▸ **GIVEN REQUEST**
The data below should be printed in full, exactly, and without any of its images.

Stored items:
────────────────────
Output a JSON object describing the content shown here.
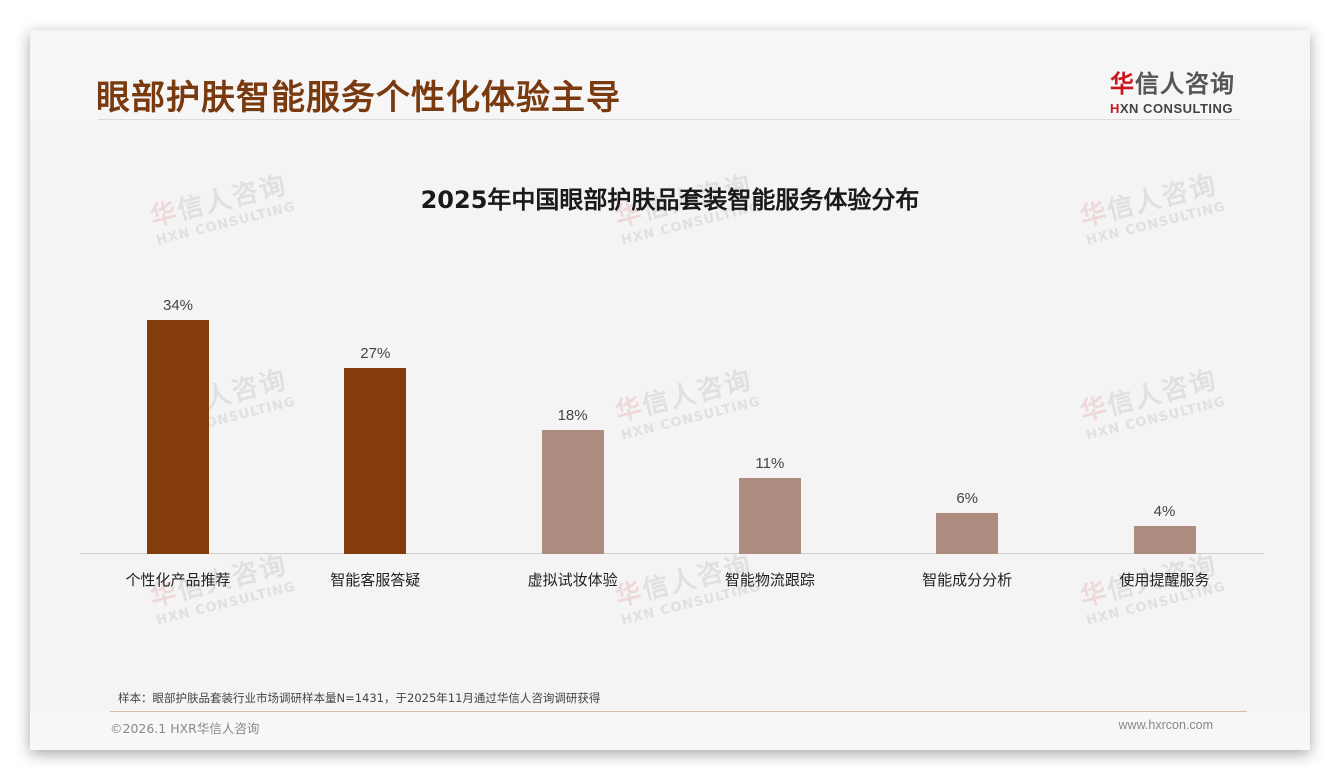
{
  "header": {
    "title": "眼部护肤智能服务个性化体验主导",
    "logo_cn_first": "华",
    "logo_cn_rest": "信人咨询",
    "logo_en_first": "H",
    "logo_en_rest": "XN CONSULTING"
  },
  "watermark": {
    "cn_first": "华",
    "cn_rest": "信人咨询",
    "en": "HXN CONSULTING"
  },
  "colors": {
    "title": "#7a3a10",
    "bar_highlight": "#843c0c",
    "bar_normal": "#ae8c80",
    "logo_accent": "#c8161d"
  },
  "chart_data": {
    "type": "bar",
    "title": "2025年中国眼部护肤品套装智能服务体验分布",
    "categories": [
      "个性化产品推荐",
      "智能客服答疑",
      "虚拟试妆体验",
      "智能物流跟踪",
      "智能成分分析",
      "使用提醒服务"
    ],
    "values": [
      34,
      27,
      18,
      11,
      6,
      4
    ],
    "value_labels": [
      "34%",
      "27%",
      "18%",
      "11%",
      "6%",
      "4%"
    ],
    "highlight": [
      true,
      true,
      false,
      false,
      false,
      false
    ],
    "xlabel": "",
    "ylabel": "",
    "unit": "%",
    "ylim": [
      0,
      40
    ],
    "grid": false,
    "legend": "none"
  },
  "footer": {
    "sample_note": "样本：眼部护肤品套装行业市场调研样本量N=1431，于2025年11月通过华信人咨询调研获得",
    "copyright": "©2026.1 HXR华信人咨询",
    "website": "www.hxrcon.com"
  }
}
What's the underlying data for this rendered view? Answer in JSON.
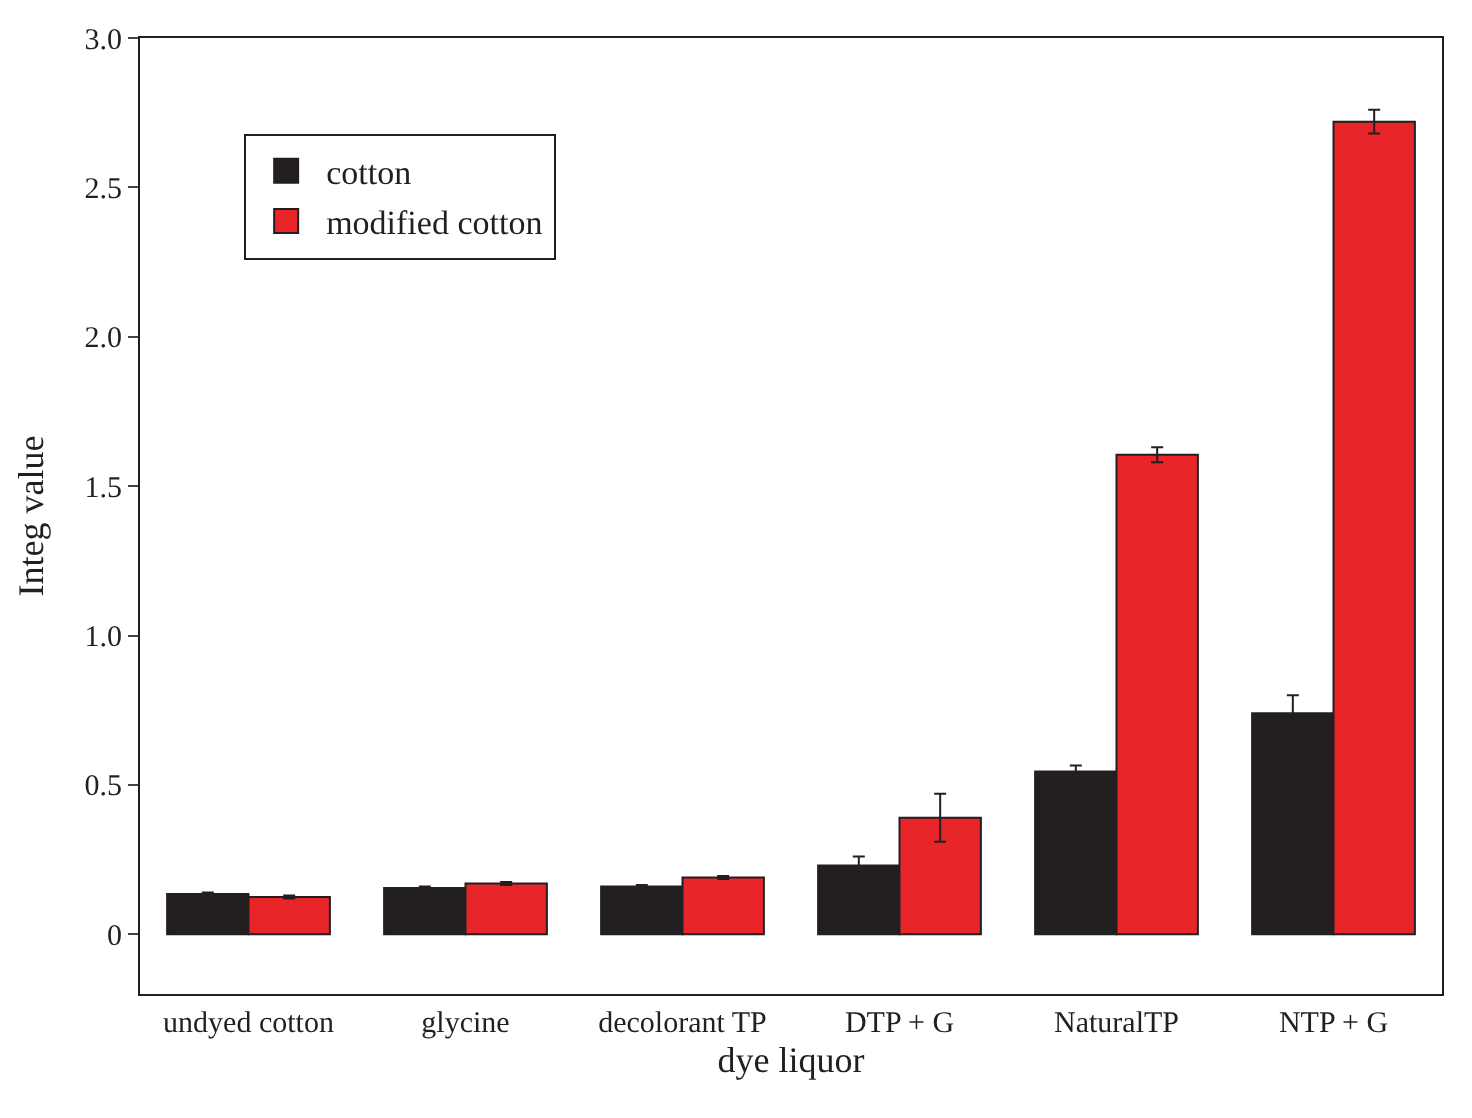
{
  "chart_data": {
    "type": "bar",
    "xlabel": "dye liquor",
    "ylabel": "Integ value",
    "categories": [
      "undyed cotton",
      "glycine",
      "decolorant TP",
      "DTP + G",
      "NaturalTP",
      "NTP + G"
    ],
    "series": [
      {
        "name": "cotton",
        "color": "#231f20",
        "values": [
          0.135,
          0.155,
          0.16,
          0.23,
          0.545,
          0.74
        ],
        "errors": [
          0.005,
          0.005,
          0.005,
          0.03,
          0.02,
          0.06
        ]
      },
      {
        "name": "modified cotton",
        "color": "#e8262a",
        "values": [
          0.125,
          0.17,
          0.19,
          0.39,
          1.605,
          2.72
        ],
        "errors": [
          0.005,
          0.005,
          0.005,
          0.08,
          0.025,
          0.04
        ]
      }
    ],
    "ylim": [
      -0.2,
      3.0
    ],
    "yticks": [
      0,
      0.5,
      {
        "value": 1,
        "label": "1.0"
      },
      1.5,
      {
        "value": 2,
        "label": "2.0"
      },
      2.5,
      {
        "value": 3,
        "label": "3.0"
      }
    ],
    "legend": "top left"
  }
}
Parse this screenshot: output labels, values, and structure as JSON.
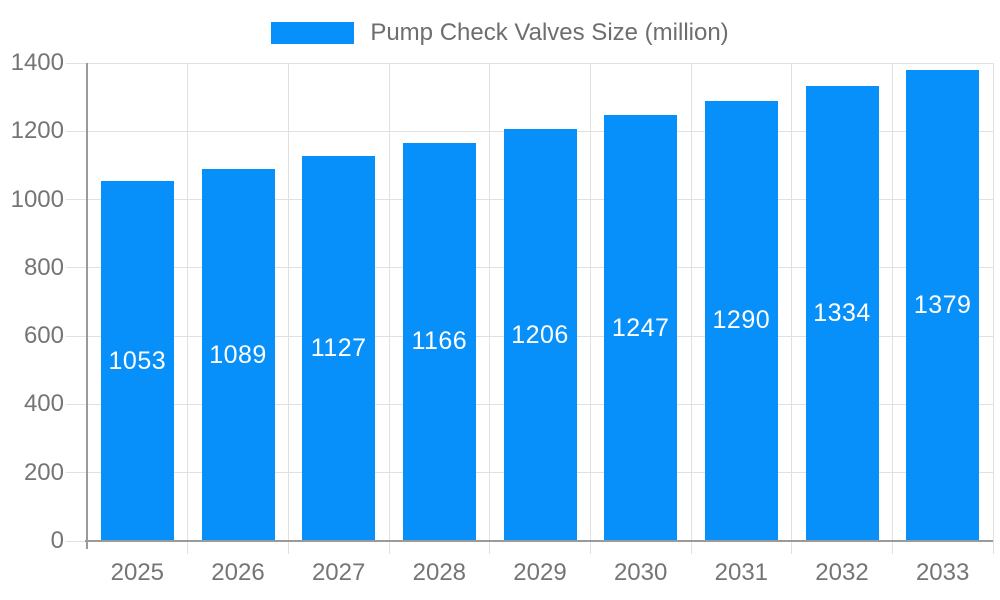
{
  "chart_data": {
    "type": "bar",
    "title": "Pump Check Valves Size (million)",
    "categories": [
      "2025",
      "2026",
      "2027",
      "2028",
      "2029",
      "2030",
      "2031",
      "2032",
      "2033"
    ],
    "series": [
      {
        "name": "Pump Check Valves Size (million)",
        "values": [
          1053,
          1089,
          1127,
          1166,
          1206,
          1247,
          1290,
          1334,
          1379
        ]
      }
    ],
    "value_labels_shown": true,
    "xlabel": "",
    "ylabel": "",
    "ylim": [
      0,
      1400
    ],
    "yticks": [
      0,
      200,
      400,
      600,
      800,
      1000,
      1200,
      1400
    ],
    "grid": true,
    "legend_position": "top-center",
    "colors": {
      "bar": "#0890fa",
      "value_label": "#ffffff",
      "axis_tick_label": "#757575",
      "legend_text": "#6e6e6e",
      "gridline": "#e0e0e0",
      "axis_line": "#9a9a9a",
      "background": "#ffffff"
    }
  }
}
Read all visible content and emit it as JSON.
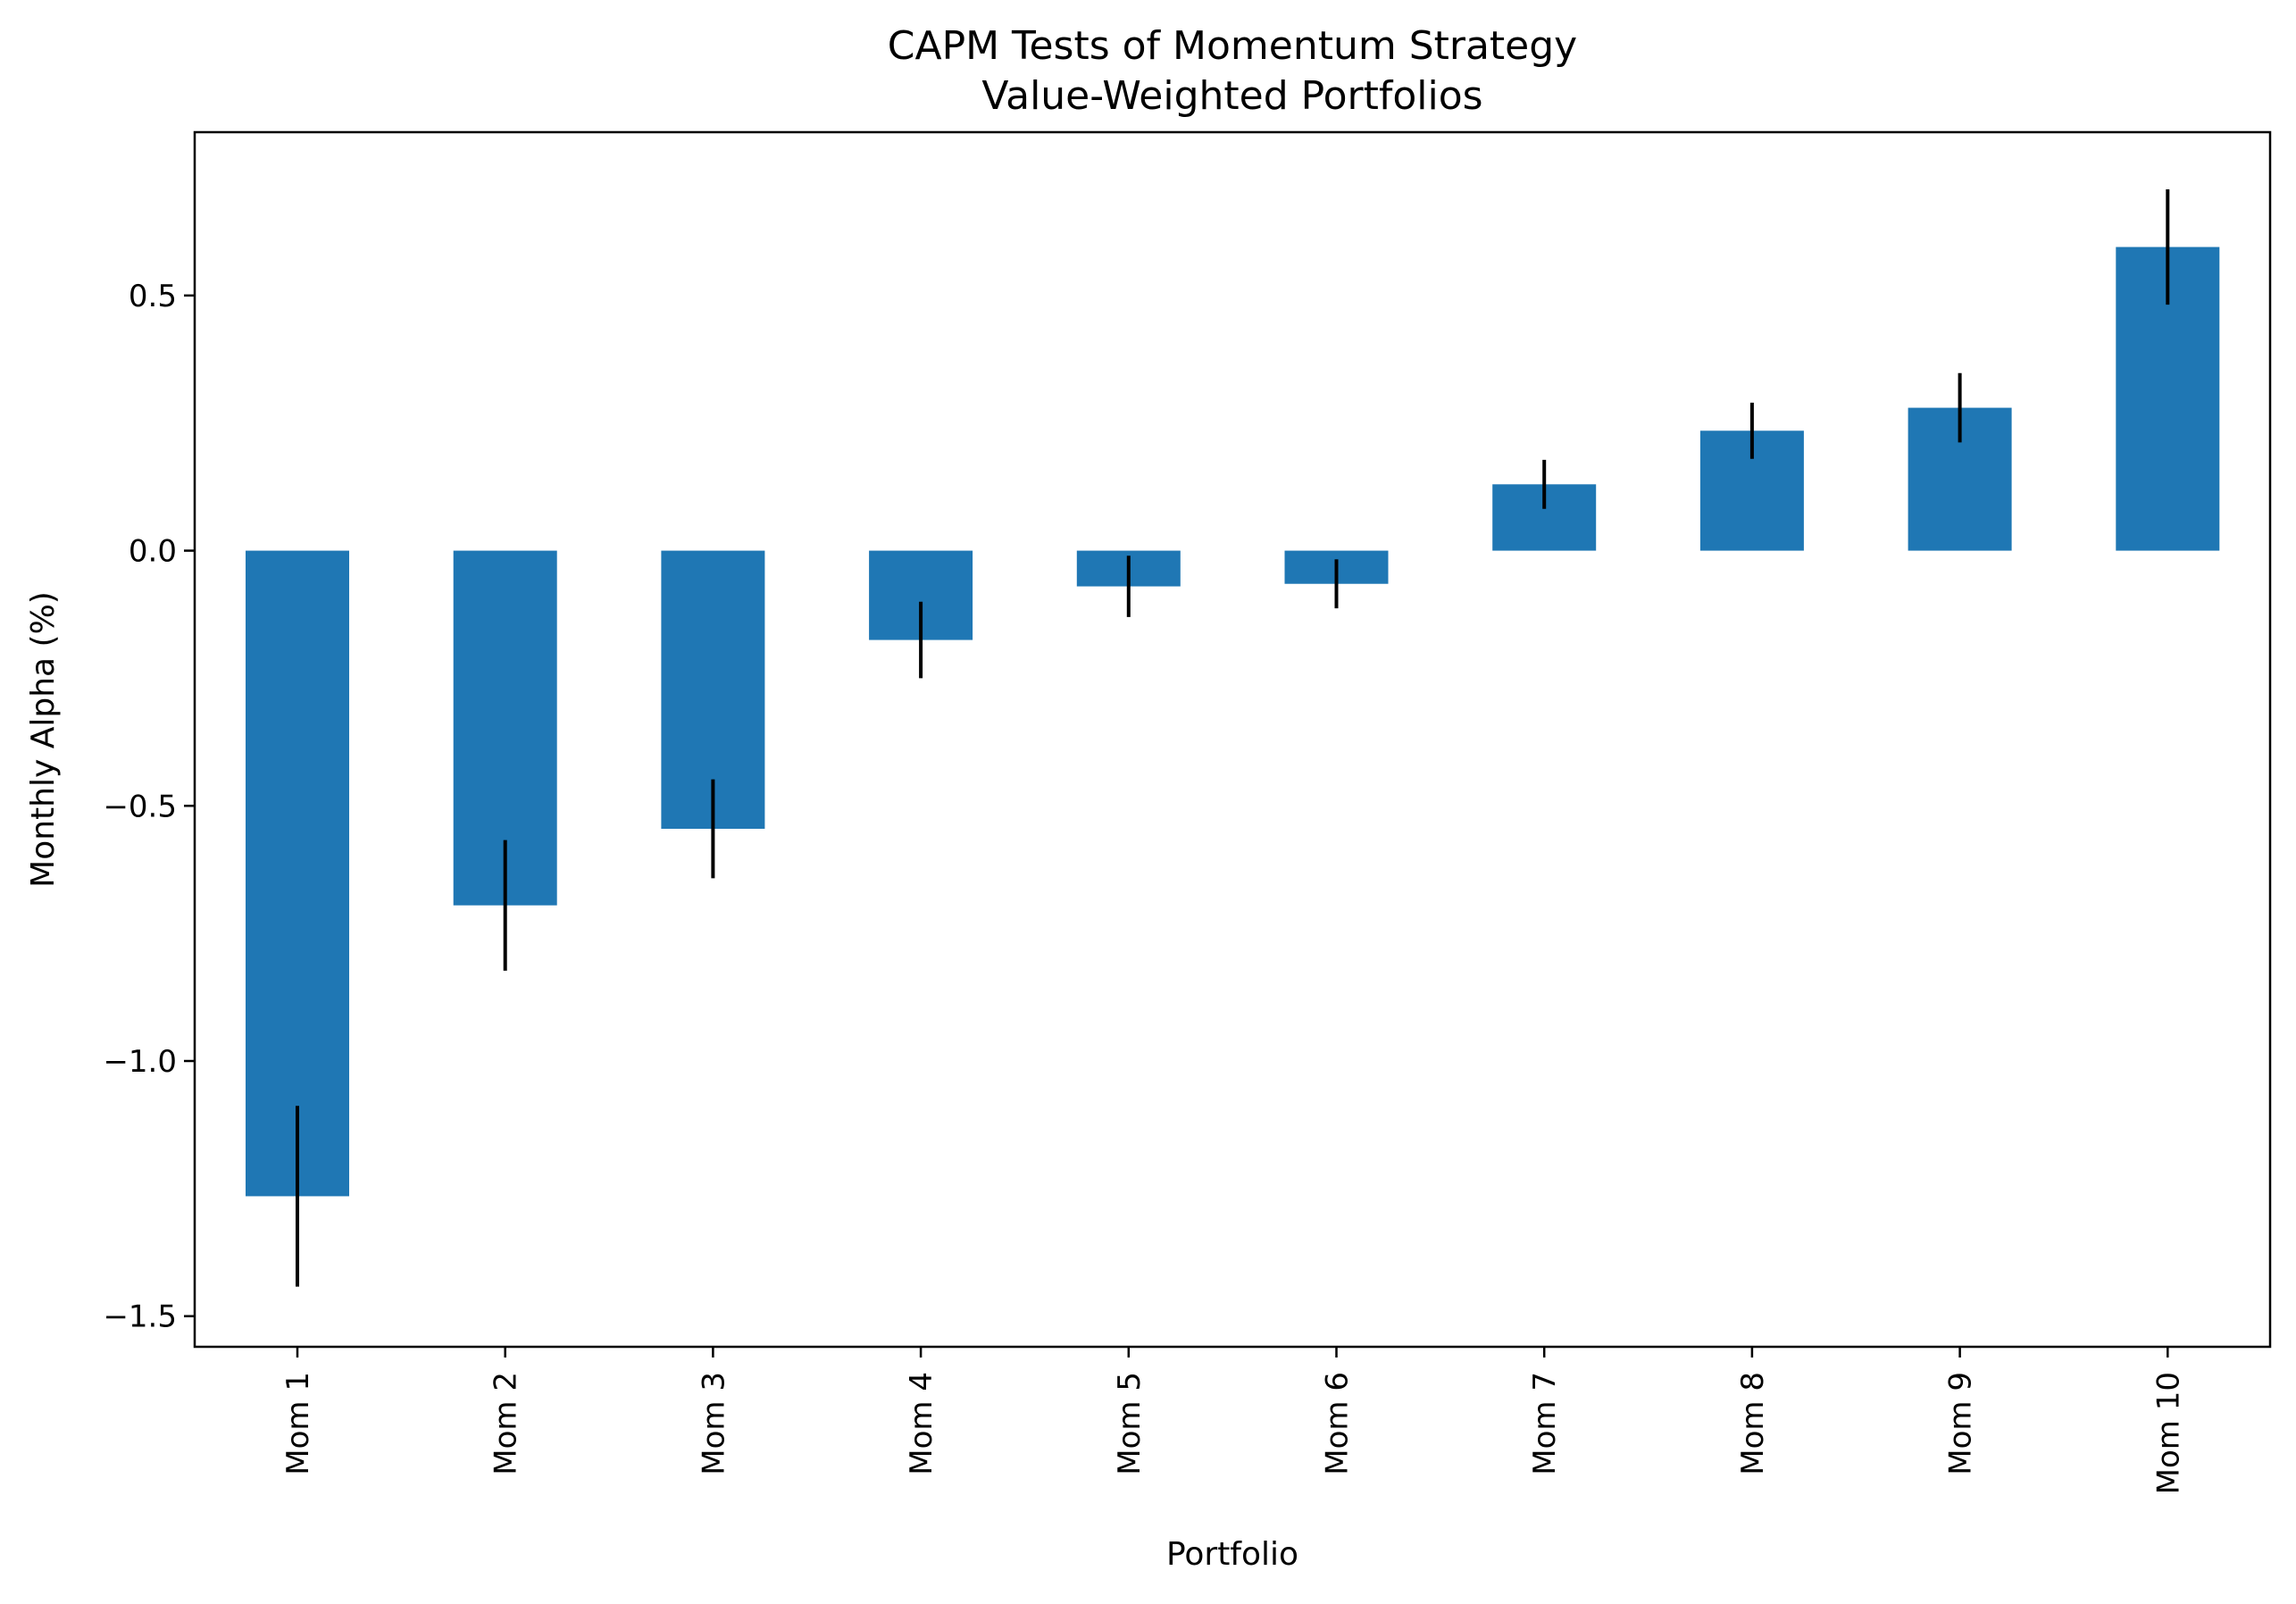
{
  "chart_data": {
    "type": "bar",
    "title": [
      "CAPM Tests of Momentum Strategy",
      "Value-Weighted Portfolios"
    ],
    "xlabel": "Portfolio",
    "ylabel": "Monthly Alpha (%)",
    "categories": [
      "Mom 1",
      "Mom 2",
      "Mom 3",
      "Mom 4",
      "Mom 5",
      "Mom 6",
      "Mom 7",
      "Mom 8",
      "Mom 9",
      "Mom 10"
    ],
    "values": [
      -1.265,
      -0.695,
      -0.545,
      -0.175,
      -0.07,
      -0.065,
      0.13,
      0.235,
      0.28,
      0.595
    ],
    "errors": [
      0.177,
      0.128,
      0.097,
      0.075,
      0.06,
      0.048,
      0.048,
      0.055,
      0.068,
      0.113
    ],
    "ylim": [
      -1.56,
      0.82
    ],
    "yticks": [
      -1.5,
      -1.0,
      -0.5,
      0.0,
      0.5
    ],
    "ytick_labels": [
      "−1.5",
      "−1.0",
      "−0.5",
      "0.0",
      "0.5"
    ],
    "grid": false,
    "legend": "none",
    "colors": {
      "bar": "#1f77b4",
      "errorbar": "#000000",
      "axes": "#000000"
    }
  }
}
────────────────────
▸ **RESPONSE FOR THIS EXERCISE**
Output a JSON object describing the content shown here.
{
  "header": {
    "title": "眼部护肤智能服务个性化体验主导",
    "logo_cn_first": "华",
    "logo_cn_rest": "信人咨询",
    "logo_en_first": "H",
    "logo_en_rest": "XN CONSULTING"
  },
  "watermark": {
    "cn_first": "华",
    "cn_rest": "信人咨询",
    "en": "HXN CONSULTING"
  },
  "colors": {
    "title": "#7a3a10",
    "bar_highlight": "#843c0c",
    "bar_normal": "#ae8c80",
    "logo_accent": "#c8161d"
  },
  "chart_data": {
    "type": "bar",
    "title": "2025年中国眼部护肤品套装智能服务体验分布",
    "categories": [
      "个性化产品推荐",
      "智能客服答疑",
      "虚拟试妆体验",
      "智能物流跟踪",
      "智能成分分析",
      "使用提醒服务"
    ],
    "values": [
      34,
      27,
      18,
      11,
      6,
      4
    ],
    "value_labels": [
      "34%",
      "27%",
      "18%",
      "11%",
      "6%",
      "4%"
    ],
    "highlight": [
      true,
      true,
      false,
      false,
      false,
      false
    ],
    "xlabel": "",
    "ylabel": "",
    "unit": "%",
    "ylim": [
      0,
      40
    ],
    "grid": false,
    "legend": "none"
  },
  "footer": {
    "sample_note": "样本：眼部护肤品套装行业市场调研样本量N=1431，于2025年11月通过华信人咨询调研获得",
    "copyright": "©2026.1 HXR华信人咨询",
    "website": "www.hxrcon.com"
  }
}
What's the underlying data for this rendered view? Answer in JSON.
{
  "chart_data": {
    "type": "bar",
    "xlabel": "dye liquor",
    "ylabel": "Integ value",
    "categories": [
      "undyed cotton",
      "glycine",
      "decolorant TP",
      "DTP + G",
      "NaturalTP",
      "NTP + G"
    ],
    "series": [
      {
        "name": "cotton",
        "color": "#231f20",
        "values": [
          0.135,
          0.155,
          0.16,
          0.23,
          0.545,
          0.74
        ],
        "errors": [
          0.005,
          0.005,
          0.005,
          0.03,
          0.02,
          0.06
        ]
      },
      {
        "name": "modified cotton",
        "color": "#e8262a",
        "values": [
          0.125,
          0.17,
          0.19,
          0.39,
          1.605,
          2.72
        ],
        "errors": [
          0.005,
          0.005,
          0.005,
          0.08,
          0.025,
          0.04
        ]
      }
    ],
    "ylim": [
      -0.2,
      3.0
    ],
    "yticks": [
      0,
      0.5,
      {
        "value": 1,
        "label": "1.0"
      },
      1.5,
      {
        "value": 2,
        "label": "2.0"
      },
      2.5,
      {
        "value": 3,
        "label": "3.0"
      }
    ],
    "legend": "top left"
  }
}
Parse this screenshot: output labels, values, and structure as JSON.
{
  "chart_data": {
    "type": "bar",
    "title": "Pump Check Valves Size (million)",
    "categories": [
      "2025",
      "2026",
      "2027",
      "2028",
      "2029",
      "2030",
      "2031",
      "2032",
      "2033"
    ],
    "series": [
      {
        "name": "Pump Check Valves Size (million)",
        "values": [
          1053,
          1089,
          1127,
          1166,
          1206,
          1247,
          1290,
          1334,
          1379
        ]
      }
    ],
    "value_labels_shown": true,
    "xlabel": "",
    "ylabel": "",
    "ylim": [
      0,
      1400
    ],
    "yticks": [
      0,
      200,
      400,
      600,
      800,
      1000,
      1200,
      1400
    ],
    "grid": true,
    "legend_position": "top-center",
    "colors": {
      "bar": "#0890fa",
      "value_label": "#ffffff",
      "axis_tick_label": "#757575",
      "legend_text": "#6e6e6e",
      "gridline": "#e0e0e0",
      "axis_line": "#9a9a9a",
      "background": "#ffffff"
    }
  }
}
Read all visible content and emit it as JSON.
{
  "chart_data": {
    "type": "bar",
    "title": [
      "CAPM Tests of Momentum Strategy",
      "Value-Weighted Portfolios"
    ],
    "xlabel": "Portfolio",
    "ylabel": "Monthly Alpha (%)",
    "categories": [
      "Mom 1",
      "Mom 2",
      "Mom 3",
      "Mom 4",
      "Mom 5",
      "Mom 6",
      "Mom 7",
      "Mom 8",
      "Mom 9",
      "Mom 10"
    ],
    "values": [
      -1.265,
      -0.695,
      -0.545,
      -0.175,
      -0.07,
      -0.065,
      0.13,
      0.235,
      0.28,
      0.595
    ],
    "errors": [
      0.177,
      0.128,
      0.097,
      0.075,
      0.06,
      0.048,
      0.048,
      0.055,
      0.068,
      0.113
    ],
    "ylim": [
      -1.56,
      0.82
    ],
    "yticks": [
      -1.5,
      -1.0,
      -0.5,
      0.0,
      0.5
    ],
    "ytick_labels": [
      "−1.5",
      "−1.0",
      "−0.5",
      "0.0",
      "0.5"
    ],
    "grid": false,
    "legend": "none",
    "colors": {
      "bar": "#1f77b4",
      "errorbar": "#000000",
      "axes": "#000000"
    }
  }
}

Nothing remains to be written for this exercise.